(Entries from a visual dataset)
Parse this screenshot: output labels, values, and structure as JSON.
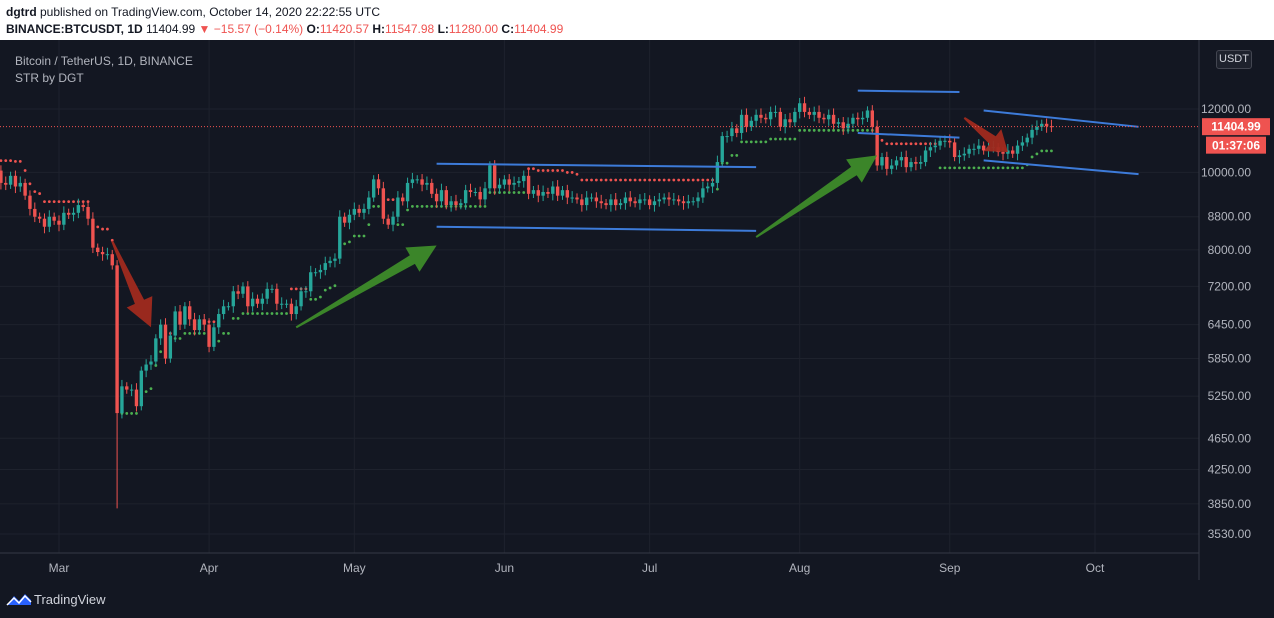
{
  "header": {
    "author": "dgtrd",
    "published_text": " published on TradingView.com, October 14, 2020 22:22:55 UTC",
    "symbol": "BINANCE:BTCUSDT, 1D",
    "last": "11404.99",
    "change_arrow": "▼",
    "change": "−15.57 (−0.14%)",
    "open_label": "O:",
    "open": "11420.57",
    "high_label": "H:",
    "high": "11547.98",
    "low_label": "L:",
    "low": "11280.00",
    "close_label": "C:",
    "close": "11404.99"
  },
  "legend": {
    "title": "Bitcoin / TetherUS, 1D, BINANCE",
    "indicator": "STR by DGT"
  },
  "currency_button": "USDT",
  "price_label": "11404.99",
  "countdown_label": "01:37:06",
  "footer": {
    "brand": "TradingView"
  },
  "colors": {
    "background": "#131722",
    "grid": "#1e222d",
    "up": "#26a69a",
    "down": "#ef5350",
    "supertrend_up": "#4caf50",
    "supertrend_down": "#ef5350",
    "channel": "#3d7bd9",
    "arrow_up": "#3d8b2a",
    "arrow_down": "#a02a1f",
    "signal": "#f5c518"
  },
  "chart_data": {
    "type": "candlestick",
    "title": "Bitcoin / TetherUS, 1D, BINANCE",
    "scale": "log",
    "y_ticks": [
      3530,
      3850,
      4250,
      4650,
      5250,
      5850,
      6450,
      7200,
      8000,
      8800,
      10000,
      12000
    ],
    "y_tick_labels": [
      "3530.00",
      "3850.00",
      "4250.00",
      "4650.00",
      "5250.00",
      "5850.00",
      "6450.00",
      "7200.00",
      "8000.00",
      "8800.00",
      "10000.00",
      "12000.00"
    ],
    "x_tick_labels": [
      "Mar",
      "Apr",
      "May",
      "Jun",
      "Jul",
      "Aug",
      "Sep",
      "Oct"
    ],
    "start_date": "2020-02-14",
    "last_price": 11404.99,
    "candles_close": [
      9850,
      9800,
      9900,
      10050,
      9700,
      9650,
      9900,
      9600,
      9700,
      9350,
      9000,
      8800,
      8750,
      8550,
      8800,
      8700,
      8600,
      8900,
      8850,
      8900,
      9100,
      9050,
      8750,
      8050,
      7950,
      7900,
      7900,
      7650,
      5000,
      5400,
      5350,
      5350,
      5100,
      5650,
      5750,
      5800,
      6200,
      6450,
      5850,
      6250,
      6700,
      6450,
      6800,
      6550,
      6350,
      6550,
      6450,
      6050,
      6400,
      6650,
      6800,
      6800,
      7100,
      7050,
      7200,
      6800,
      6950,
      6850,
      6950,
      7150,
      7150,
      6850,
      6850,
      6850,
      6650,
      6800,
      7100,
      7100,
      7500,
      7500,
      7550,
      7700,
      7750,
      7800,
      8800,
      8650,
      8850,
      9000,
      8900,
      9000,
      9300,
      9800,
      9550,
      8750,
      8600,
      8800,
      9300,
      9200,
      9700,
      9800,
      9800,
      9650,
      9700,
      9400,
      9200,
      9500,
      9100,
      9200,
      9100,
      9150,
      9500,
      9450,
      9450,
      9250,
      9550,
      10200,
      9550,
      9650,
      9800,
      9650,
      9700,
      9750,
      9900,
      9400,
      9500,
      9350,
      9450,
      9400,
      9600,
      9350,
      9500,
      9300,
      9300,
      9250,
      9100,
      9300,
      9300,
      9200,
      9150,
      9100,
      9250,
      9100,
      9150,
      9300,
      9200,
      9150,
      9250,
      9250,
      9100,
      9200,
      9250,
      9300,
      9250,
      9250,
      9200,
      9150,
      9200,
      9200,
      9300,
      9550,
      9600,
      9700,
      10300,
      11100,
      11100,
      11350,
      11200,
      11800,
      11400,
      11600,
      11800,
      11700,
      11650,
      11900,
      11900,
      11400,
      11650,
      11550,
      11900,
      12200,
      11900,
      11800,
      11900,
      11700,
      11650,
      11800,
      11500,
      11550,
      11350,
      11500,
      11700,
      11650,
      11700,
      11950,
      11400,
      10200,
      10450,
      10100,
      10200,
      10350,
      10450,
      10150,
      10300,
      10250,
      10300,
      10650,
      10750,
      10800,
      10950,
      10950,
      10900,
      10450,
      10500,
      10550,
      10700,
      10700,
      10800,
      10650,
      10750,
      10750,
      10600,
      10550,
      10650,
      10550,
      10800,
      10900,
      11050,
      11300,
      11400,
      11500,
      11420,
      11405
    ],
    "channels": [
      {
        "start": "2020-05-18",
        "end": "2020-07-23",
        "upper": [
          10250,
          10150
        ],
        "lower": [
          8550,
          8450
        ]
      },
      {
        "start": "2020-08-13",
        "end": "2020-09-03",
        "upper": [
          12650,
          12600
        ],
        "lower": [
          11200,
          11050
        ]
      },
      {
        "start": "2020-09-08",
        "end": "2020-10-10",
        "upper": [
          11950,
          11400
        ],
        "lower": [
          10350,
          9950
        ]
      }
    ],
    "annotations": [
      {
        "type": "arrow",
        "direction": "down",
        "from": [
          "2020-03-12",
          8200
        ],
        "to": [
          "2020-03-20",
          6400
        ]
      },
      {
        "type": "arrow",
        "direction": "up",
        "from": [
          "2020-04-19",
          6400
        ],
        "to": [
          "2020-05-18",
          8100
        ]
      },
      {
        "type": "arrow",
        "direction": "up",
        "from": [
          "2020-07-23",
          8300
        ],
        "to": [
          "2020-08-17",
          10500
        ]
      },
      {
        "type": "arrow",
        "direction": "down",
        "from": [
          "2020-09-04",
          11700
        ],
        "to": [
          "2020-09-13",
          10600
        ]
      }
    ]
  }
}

--- Given instruction ---
Scan the lines above for "TradingView", then copy every one that has it.

--- Result of this exercise ---
    "published_text": " published on TradingView.com, October 14, 2020 22:22:55 UTC",
    "brand": "TradingView"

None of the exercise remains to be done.